◆ **WHAT THE EXERCISE ASKS**
In the records below, pick out all lines containing the word "JSON".

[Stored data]

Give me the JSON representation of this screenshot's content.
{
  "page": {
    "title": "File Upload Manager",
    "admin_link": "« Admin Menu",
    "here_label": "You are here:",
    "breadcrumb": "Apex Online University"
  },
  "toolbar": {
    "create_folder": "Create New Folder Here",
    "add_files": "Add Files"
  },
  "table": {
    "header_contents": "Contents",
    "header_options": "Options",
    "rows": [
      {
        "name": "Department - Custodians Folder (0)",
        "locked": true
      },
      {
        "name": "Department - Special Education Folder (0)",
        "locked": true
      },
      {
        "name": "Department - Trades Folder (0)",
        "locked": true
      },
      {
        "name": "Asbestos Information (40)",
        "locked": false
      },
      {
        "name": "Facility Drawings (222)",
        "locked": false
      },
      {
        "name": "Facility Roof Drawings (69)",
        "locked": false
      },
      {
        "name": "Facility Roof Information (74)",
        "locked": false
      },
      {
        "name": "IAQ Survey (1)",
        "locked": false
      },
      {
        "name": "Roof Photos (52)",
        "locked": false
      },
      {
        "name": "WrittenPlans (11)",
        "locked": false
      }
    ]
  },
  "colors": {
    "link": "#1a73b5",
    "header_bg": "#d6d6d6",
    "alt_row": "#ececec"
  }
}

--

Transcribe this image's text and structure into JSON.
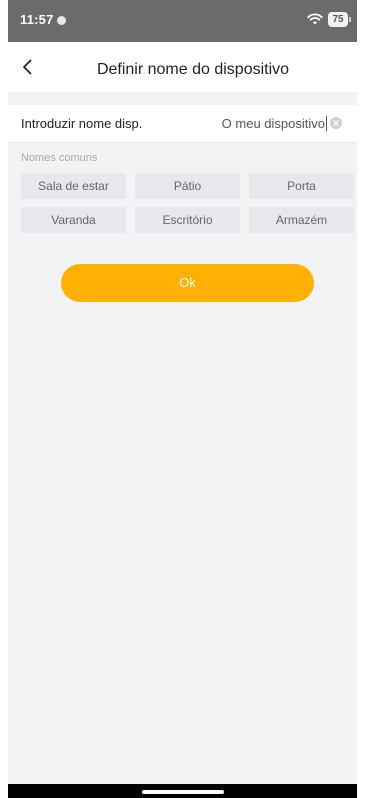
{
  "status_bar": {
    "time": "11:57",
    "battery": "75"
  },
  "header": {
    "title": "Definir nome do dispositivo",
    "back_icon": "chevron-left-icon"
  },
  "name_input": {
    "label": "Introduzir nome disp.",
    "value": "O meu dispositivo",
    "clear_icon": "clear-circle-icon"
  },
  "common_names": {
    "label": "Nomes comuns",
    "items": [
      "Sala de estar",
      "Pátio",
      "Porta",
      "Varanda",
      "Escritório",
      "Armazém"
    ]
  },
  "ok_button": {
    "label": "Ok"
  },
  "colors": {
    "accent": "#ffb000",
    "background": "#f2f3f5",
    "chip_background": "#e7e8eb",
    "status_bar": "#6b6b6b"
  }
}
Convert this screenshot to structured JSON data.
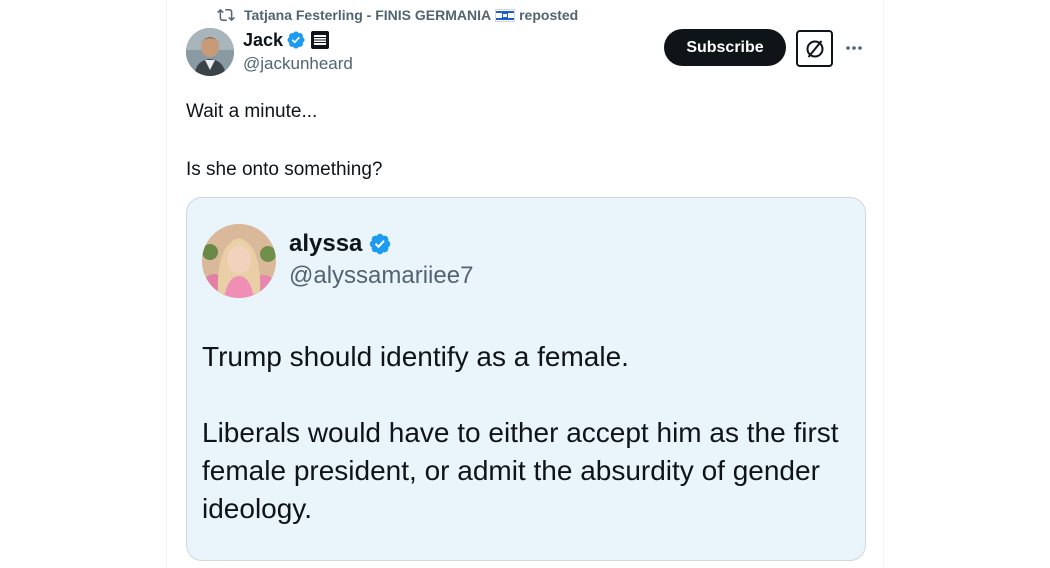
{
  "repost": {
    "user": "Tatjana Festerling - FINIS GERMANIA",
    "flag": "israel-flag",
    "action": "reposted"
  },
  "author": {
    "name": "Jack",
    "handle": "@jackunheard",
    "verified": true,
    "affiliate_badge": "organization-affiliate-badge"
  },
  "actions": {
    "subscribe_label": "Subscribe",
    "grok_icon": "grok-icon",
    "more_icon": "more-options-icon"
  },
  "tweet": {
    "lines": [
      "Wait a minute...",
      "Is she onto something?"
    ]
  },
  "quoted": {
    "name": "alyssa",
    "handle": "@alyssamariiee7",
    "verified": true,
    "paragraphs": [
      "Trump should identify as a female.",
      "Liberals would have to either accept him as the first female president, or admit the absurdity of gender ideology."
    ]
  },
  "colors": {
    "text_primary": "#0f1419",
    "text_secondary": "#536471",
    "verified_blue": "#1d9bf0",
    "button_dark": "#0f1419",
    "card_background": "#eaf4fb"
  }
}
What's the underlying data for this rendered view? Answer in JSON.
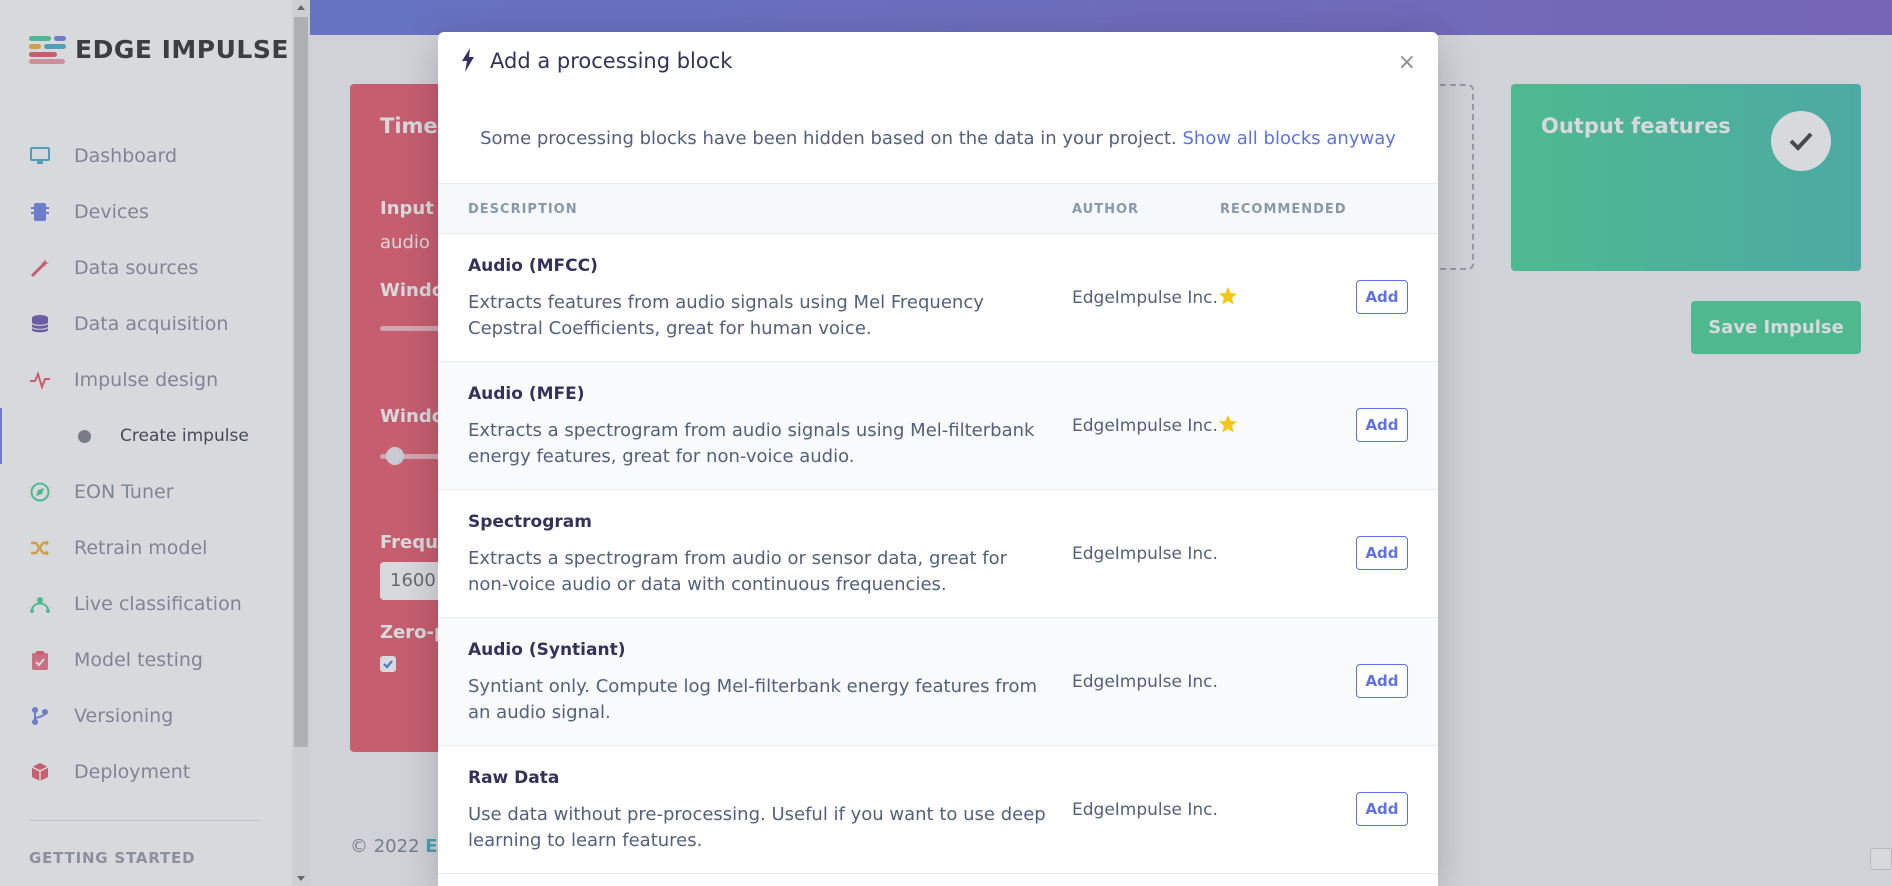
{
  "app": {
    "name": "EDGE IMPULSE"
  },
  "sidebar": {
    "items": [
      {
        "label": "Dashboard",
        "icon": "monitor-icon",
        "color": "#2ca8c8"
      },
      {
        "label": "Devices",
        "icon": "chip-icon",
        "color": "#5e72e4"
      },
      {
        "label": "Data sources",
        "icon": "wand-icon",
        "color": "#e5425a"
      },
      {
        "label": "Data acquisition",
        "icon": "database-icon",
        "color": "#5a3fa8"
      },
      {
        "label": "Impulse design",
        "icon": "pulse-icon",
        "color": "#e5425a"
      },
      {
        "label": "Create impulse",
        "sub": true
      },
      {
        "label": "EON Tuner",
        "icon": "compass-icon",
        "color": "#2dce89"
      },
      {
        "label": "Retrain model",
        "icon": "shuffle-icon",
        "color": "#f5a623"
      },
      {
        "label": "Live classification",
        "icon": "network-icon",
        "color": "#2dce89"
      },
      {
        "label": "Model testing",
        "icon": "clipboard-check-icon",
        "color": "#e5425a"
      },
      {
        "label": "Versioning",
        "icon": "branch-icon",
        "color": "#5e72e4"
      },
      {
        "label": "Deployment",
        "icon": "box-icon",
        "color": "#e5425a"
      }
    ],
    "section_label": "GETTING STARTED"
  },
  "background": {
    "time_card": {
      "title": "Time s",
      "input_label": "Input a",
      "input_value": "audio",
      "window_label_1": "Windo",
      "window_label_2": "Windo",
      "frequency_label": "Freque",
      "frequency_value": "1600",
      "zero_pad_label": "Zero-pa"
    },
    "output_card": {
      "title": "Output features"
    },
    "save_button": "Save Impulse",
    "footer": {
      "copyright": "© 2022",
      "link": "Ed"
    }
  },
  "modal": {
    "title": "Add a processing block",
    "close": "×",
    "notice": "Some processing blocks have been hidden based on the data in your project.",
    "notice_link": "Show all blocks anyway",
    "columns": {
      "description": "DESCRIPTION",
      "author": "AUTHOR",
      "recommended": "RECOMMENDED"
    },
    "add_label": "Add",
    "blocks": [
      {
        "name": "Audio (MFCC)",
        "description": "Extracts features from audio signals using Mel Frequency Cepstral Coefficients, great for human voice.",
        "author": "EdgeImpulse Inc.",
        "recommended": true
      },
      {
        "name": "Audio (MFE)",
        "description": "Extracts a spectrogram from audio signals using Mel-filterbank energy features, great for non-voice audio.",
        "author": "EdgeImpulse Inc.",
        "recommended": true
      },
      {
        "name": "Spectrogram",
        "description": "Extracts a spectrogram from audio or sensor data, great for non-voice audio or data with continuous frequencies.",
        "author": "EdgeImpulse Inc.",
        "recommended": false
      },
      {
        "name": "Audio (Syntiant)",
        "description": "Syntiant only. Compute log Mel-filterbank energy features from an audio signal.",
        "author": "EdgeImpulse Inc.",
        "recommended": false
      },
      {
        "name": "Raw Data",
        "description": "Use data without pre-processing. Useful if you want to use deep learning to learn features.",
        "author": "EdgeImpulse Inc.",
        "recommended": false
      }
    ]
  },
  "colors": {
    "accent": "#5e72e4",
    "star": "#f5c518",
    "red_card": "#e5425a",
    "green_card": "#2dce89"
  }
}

--

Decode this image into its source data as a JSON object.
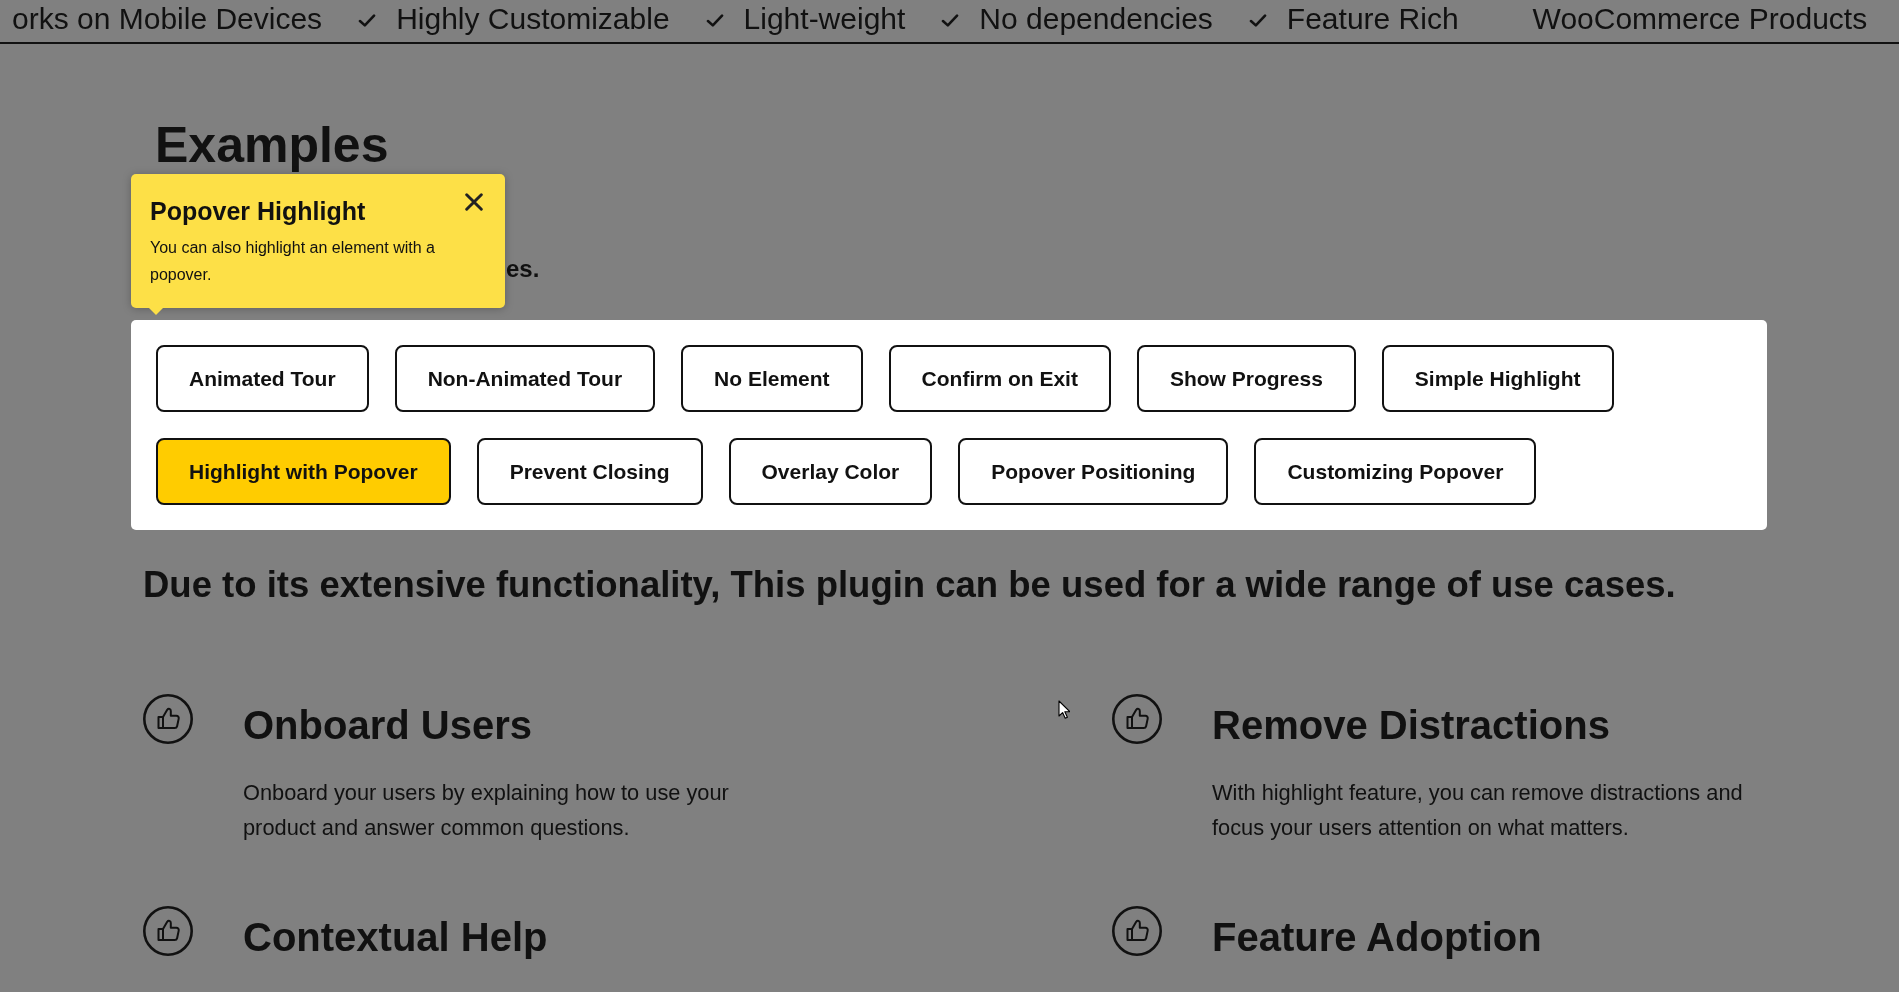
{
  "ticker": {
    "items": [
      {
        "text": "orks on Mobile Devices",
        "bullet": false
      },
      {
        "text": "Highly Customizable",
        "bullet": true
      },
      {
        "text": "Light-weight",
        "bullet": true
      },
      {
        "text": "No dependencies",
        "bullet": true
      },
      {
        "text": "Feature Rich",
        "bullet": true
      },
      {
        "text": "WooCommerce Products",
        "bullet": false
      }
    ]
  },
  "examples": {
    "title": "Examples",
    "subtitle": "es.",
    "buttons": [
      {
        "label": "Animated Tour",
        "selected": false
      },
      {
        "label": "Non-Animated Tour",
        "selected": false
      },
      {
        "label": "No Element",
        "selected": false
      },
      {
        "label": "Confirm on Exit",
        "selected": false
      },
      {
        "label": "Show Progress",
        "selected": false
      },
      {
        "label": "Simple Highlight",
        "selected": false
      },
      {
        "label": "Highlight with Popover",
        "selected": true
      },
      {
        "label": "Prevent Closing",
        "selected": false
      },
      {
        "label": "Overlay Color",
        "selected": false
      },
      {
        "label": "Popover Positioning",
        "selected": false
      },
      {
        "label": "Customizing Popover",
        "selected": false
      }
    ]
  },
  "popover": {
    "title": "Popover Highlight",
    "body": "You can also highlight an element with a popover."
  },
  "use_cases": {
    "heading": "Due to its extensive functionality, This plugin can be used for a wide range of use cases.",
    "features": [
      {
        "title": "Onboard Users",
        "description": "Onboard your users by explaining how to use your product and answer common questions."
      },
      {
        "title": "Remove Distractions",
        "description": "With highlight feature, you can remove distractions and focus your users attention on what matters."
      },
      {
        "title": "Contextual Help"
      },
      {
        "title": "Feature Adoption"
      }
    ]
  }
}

◆ **TASK OUTPUT**
Give me the JSON representation of this screenshot's content.
Transcribe this image's text and structure into JSON.
Convert this screenshot to structured JSON data.
What's the underlying data for this rendered view? Answer in JSON.
Decode this image into its source data as a JSON object.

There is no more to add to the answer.